■ Required task
Identify the lines that include the word "period", then copy all of them.

Records excerpted from a collection
____

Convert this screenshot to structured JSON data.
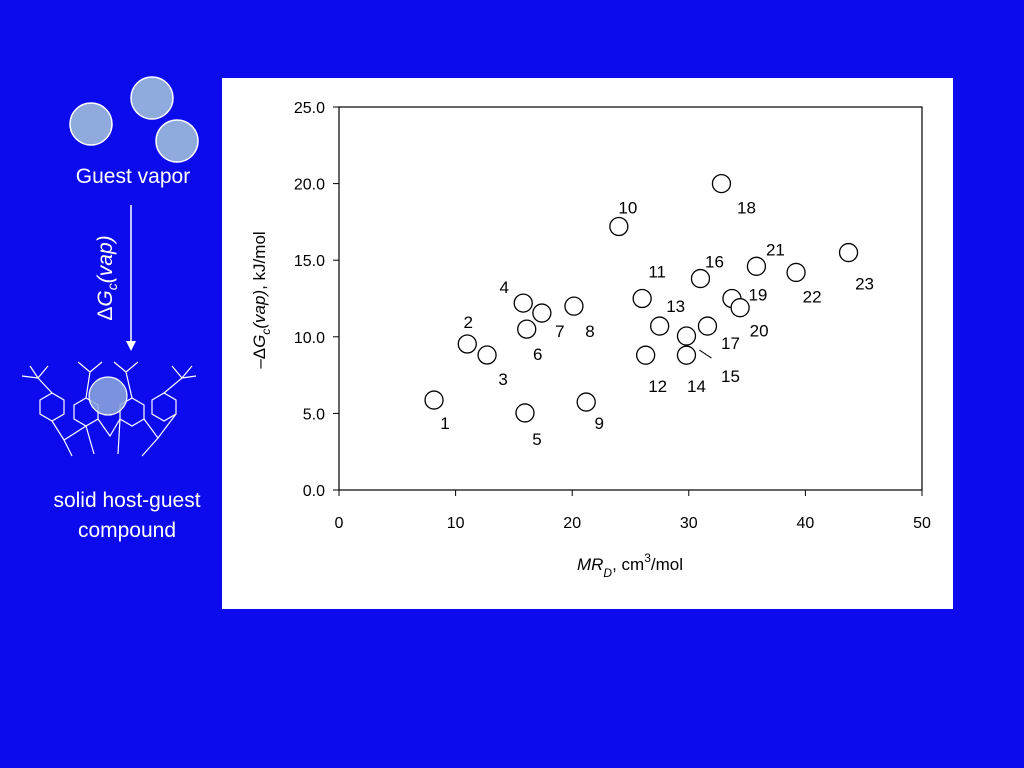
{
  "slide": {
    "guest_label": "Guest vapor",
    "arrow_label": [
      "Δ",
      "G",
      "c",
      "(vap)"
    ],
    "product_label": [
      "solid host-guest",
      "compound"
    ]
  },
  "chart_data": {
    "type": "scatter",
    "x": [
      8.15,
      11.0,
      12.7,
      15.8,
      15.95,
      16.1,
      17.4,
      20.15,
      21.2,
      24.0,
      26.0,
      26.3,
      27.5,
      29.8,
      29.8,
      31.0,
      31.6,
      32.8,
      33.7,
      34.4,
      35.8,
      39.2,
      43.7
    ],
    "values": [
      5.87,
      9.53,
      8.81,
      12.2,
      5.03,
      10.5,
      11.55,
      12.0,
      5.74,
      17.2,
      12.5,
      8.8,
      10.7,
      8.8,
      10.05,
      13.8,
      10.7,
      20.0,
      12.5,
      11.9,
      14.6,
      14.2,
      15.5
    ],
    "point_labels": [
      "1",
      "2",
      "3",
      "4",
      "5",
      "6",
      "7",
      "8",
      "9",
      "10",
      "11",
      "12",
      "13",
      "14",
      "15",
      "16",
      "17",
      "18",
      "19",
      "20",
      "21",
      "22",
      "23"
    ],
    "marker_color": "#000000",
    "xlim": [
      0,
      50
    ],
    "ylim": [
      0,
      25
    ],
    "xticks": [
      0,
      10,
      20,
      30,
      40,
      50
    ],
    "yticks": [
      {
        "value": 0,
        "label": "0.0"
      },
      {
        "value": 5,
        "label": "5.0"
      },
      {
        "value": 10,
        "label": "10.0"
      },
      {
        "value": 15,
        "label": "15.0"
      },
      {
        "value": 20,
        "label": "20.0"
      },
      {
        "value": 25,
        "label": "25.0"
      }
    ],
    "x_label": [
      "MR",
      "D",
      ", cm",
      "3",
      "/mol"
    ],
    "y_label": [
      "–Δ",
      "G",
      "c",
      "(vap)",
      ", kJ/mol"
    ]
  }
}
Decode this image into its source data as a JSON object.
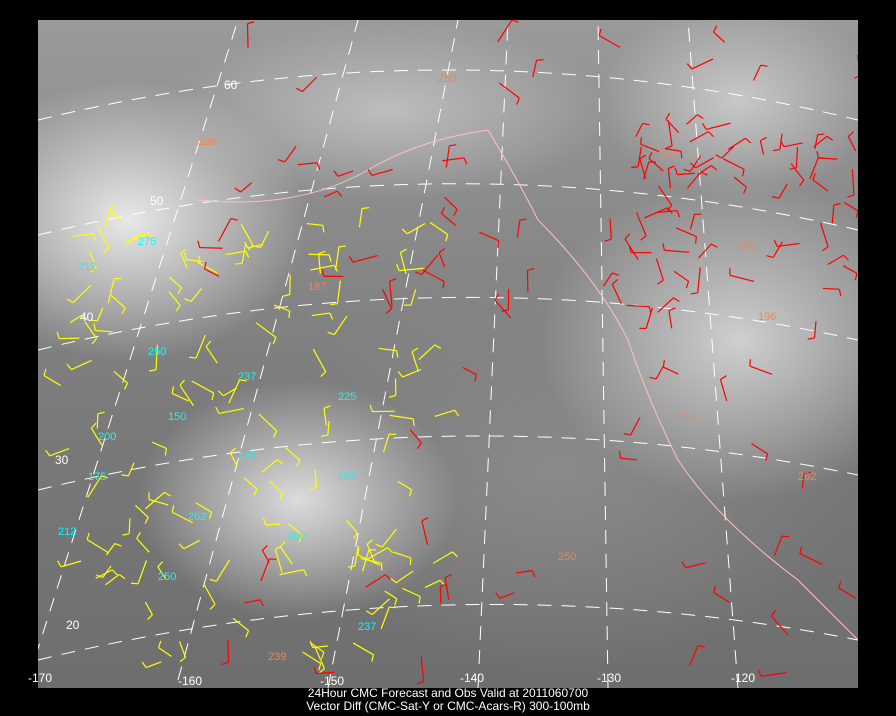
{
  "title_line1": "24Hour CMC Forecast and Obs Valid at 2011060700",
  "title_line2": "Vector Diff (CMC-Sat-Y or CMC-Acars-R) 300-100mb",
  "longitude_labels": [
    "-170",
    "-160",
    "-150",
    "-140",
    "-130",
    "-120"
  ],
  "latitude_labels": [
    "60",
    "50",
    "40",
    "30",
    "20"
  ],
  "colors": {
    "satellite_obs": "#ffff00",
    "acars_obs": "#ff0000",
    "sat_pressure_label": "#00ffff",
    "acars_pressure_label": "#ff8040",
    "grid": "#ffffff",
    "coast": "#ffc0c0"
  },
  "pressure_labels": [
    {
      "v": "250",
      "c": "acars"
    },
    {
      "v": "238",
      "c": "acars"
    },
    {
      "v": "227",
      "c": "acars"
    },
    {
      "v": "206",
      "c": "acars"
    },
    {
      "v": "196",
      "c": "acars"
    },
    {
      "v": "187",
      "c": "acars"
    },
    {
      "v": "216",
      "c": "acars"
    },
    {
      "v": "262",
      "c": "acars"
    },
    {
      "v": "239",
      "c": "acars"
    },
    {
      "v": "250",
      "c": "acars"
    },
    {
      "v": "275",
      "c": "sat"
    },
    {
      "v": "212",
      "c": "sat"
    },
    {
      "v": "250",
      "c": "sat"
    },
    {
      "v": "237",
      "c": "sat"
    },
    {
      "v": "225",
      "c": "sat"
    },
    {
      "v": "200",
      "c": "sat"
    },
    {
      "v": "175",
      "c": "sat"
    },
    {
      "v": "262",
      "c": "sat"
    },
    {
      "v": "300",
      "c": "sat"
    },
    {
      "v": "287",
      "c": "sat"
    },
    {
      "v": "150",
      "c": "sat"
    },
    {
      "v": "187",
      "c": "sat"
    },
    {
      "v": "212",
      "c": "sat"
    },
    {
      "v": "250",
      "c": "sat"
    },
    {
      "v": "237",
      "c": "sat"
    }
  ]
}
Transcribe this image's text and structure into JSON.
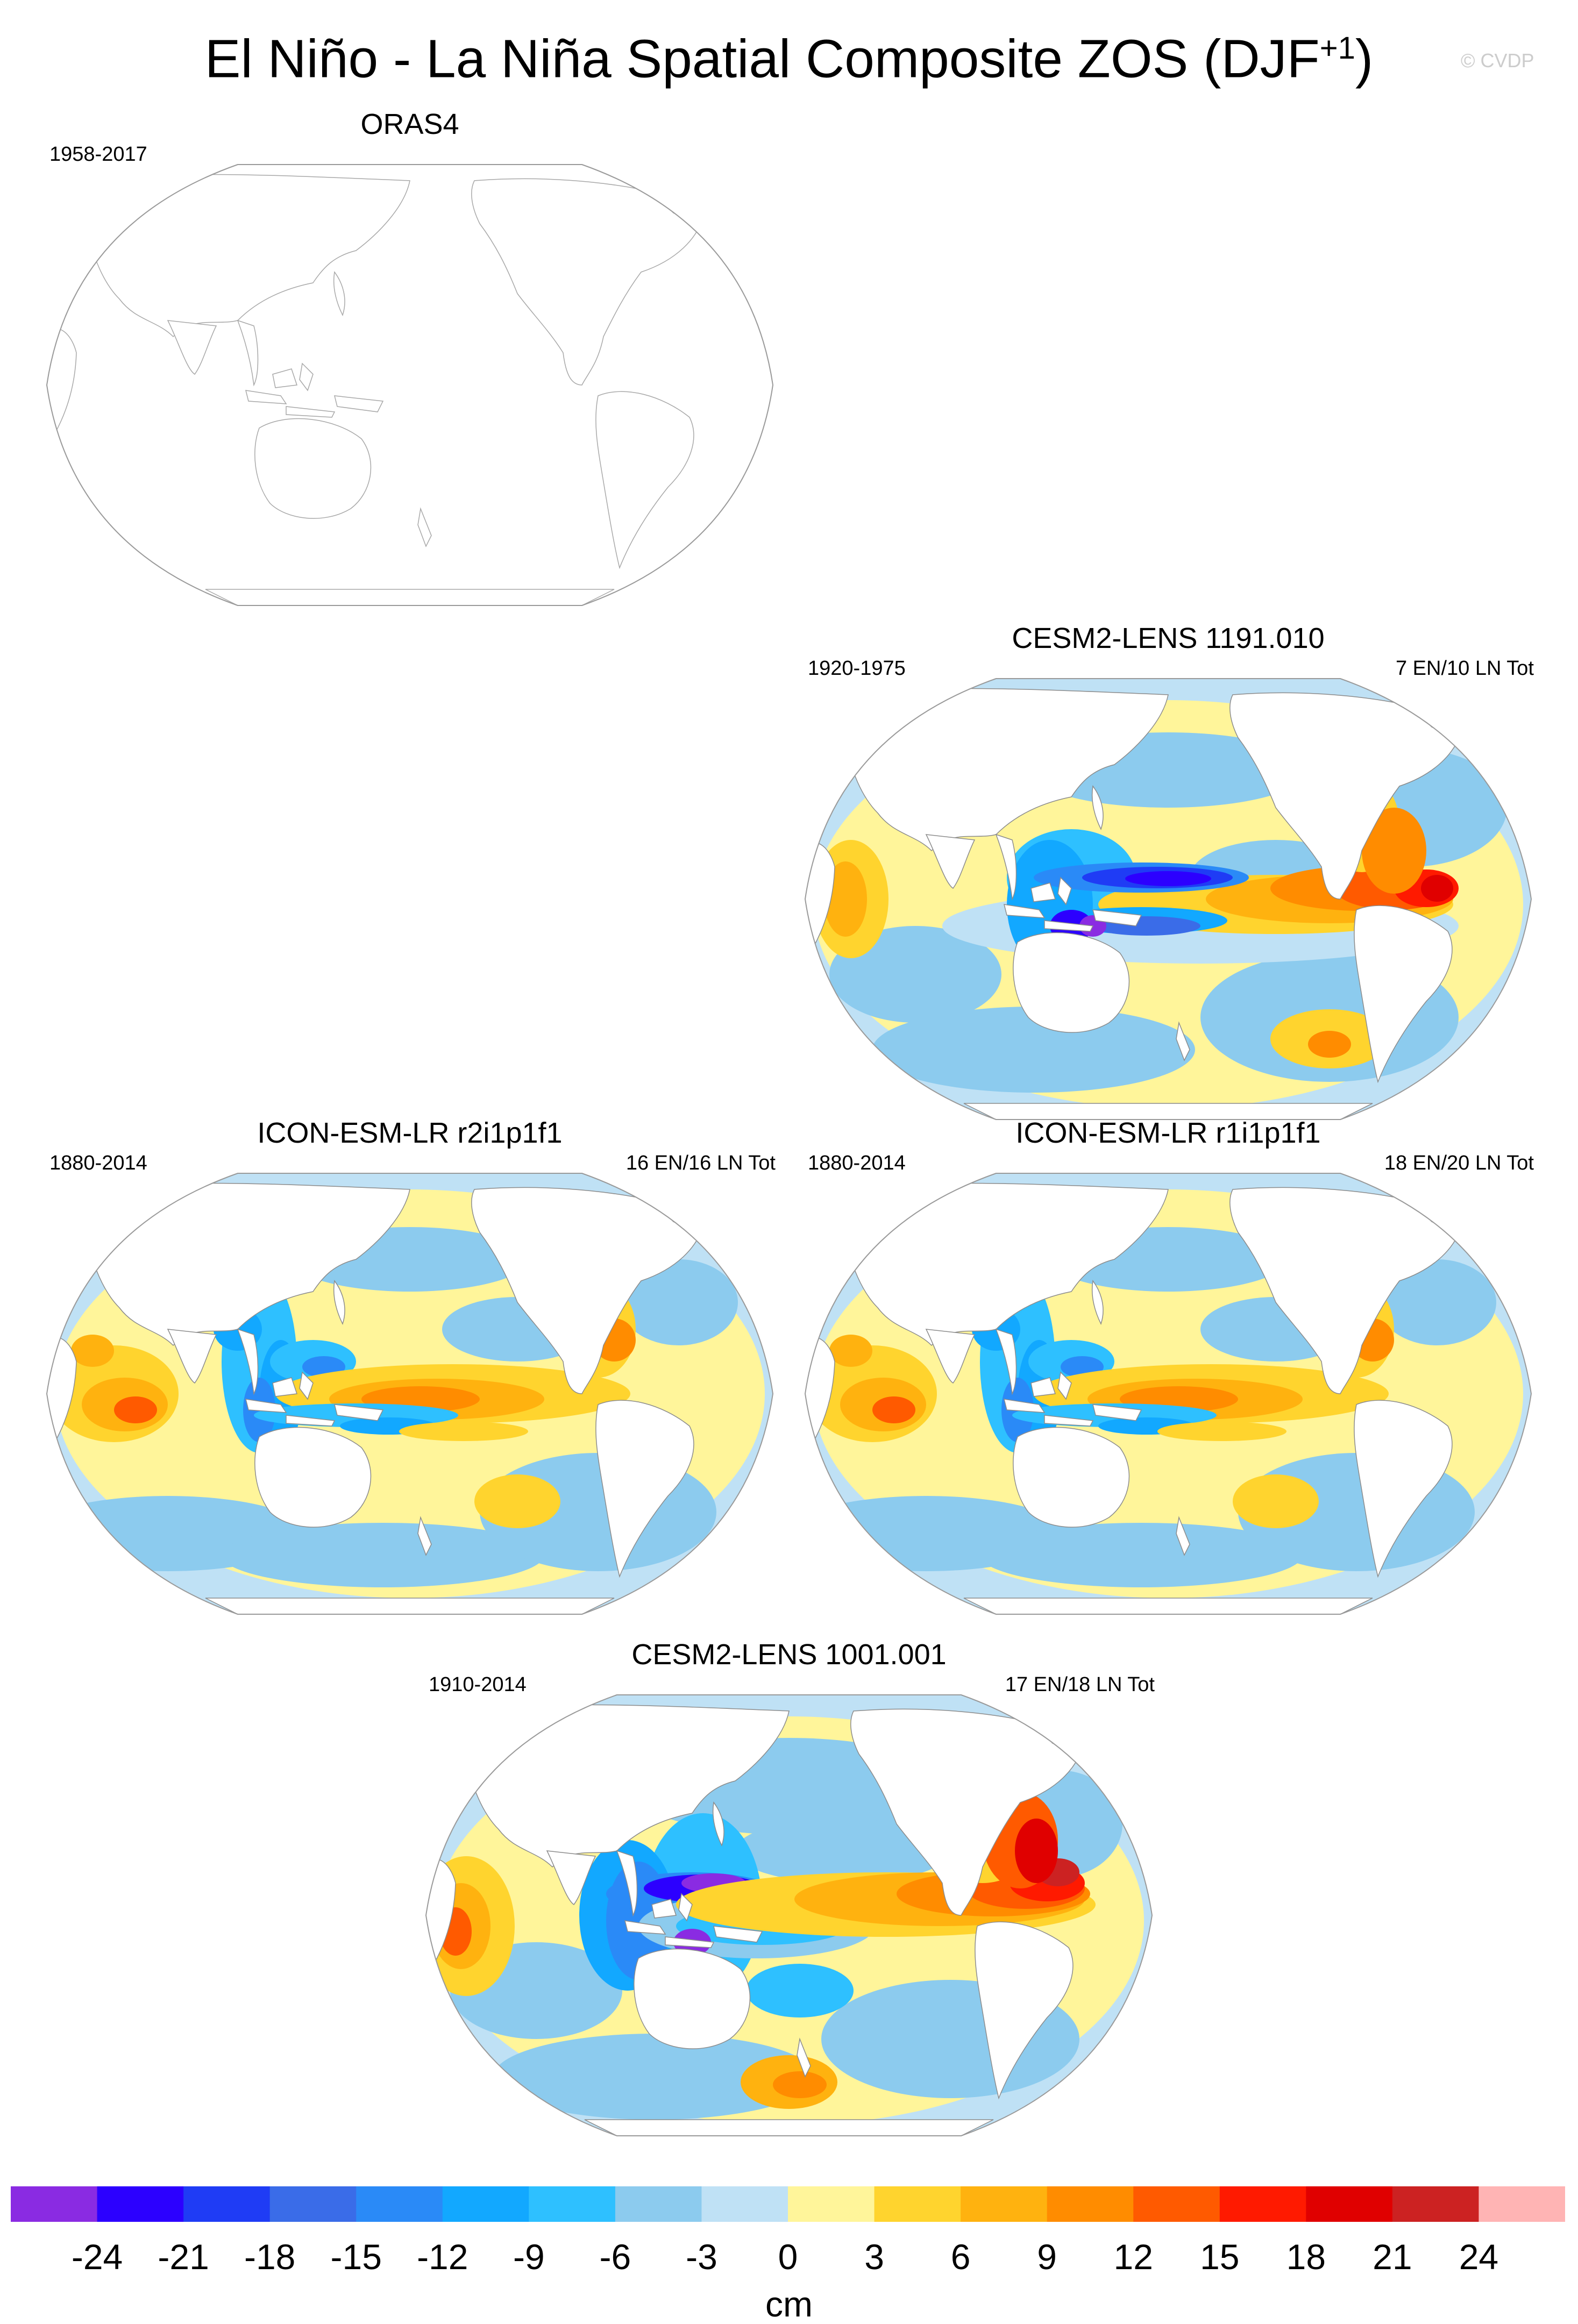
{
  "figure": {
    "title_main": "El Niño - La Niña Spatial Composite ZOS (DJF",
    "title_sup": "+1",
    "title_close": ")",
    "credit": "© CVDP"
  },
  "panels": [
    {
      "title": "ORAS4",
      "period": "1958-2017",
      "count": "",
      "has_data": false
    },
    {
      "title": "CESM2-LENS 1191.010",
      "period": "1920-1975",
      "count": "7 EN/10 LN Tot",
      "has_data": true
    },
    {
      "title": "ICON-ESM-LR r2i1p1f1",
      "period": "1880-2014",
      "count": "16 EN/16 LN Tot",
      "has_data": true
    },
    {
      "title": "ICON-ESM-LR r1i1p1f1",
      "period": "1880-2014",
      "count": "18 EN/20 LN Tot",
      "has_data": true
    },
    {
      "title": "CESM2-LENS 1001.001",
      "period": "1910-2014",
      "count": "17 EN/18 LN Tot",
      "has_data": true
    }
  ],
  "colorbar": {
    "units": "cm",
    "ticks": [
      "-24",
      "-21",
      "-18",
      "-15",
      "-12",
      "-9",
      "-6",
      "-3",
      "0",
      "3",
      "6",
      "9",
      "12",
      "15",
      "18",
      "21",
      "24"
    ],
    "colors": [
      "#8a2be2",
      "#2c00ff",
      "#1f3cf5",
      "#3a6ce8",
      "#2a8af7",
      "#12a8ff",
      "#2ec0ff",
      "#8ccbee",
      "#bfe1f5",
      "#fff59a",
      "#ffd42e",
      "#ffb20f",
      "#ff8c00",
      "#ff5a00",
      "#ff1a00",
      "#e00000",
      "#cc2222",
      "#ffb4b4"
    ]
  }
}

____

■ Solution
      "period": "1958-2017",
      "period": "1920-1975",
      "period": "1880-2014",
      "period": "1880-2014",
      "period": "1910-2014",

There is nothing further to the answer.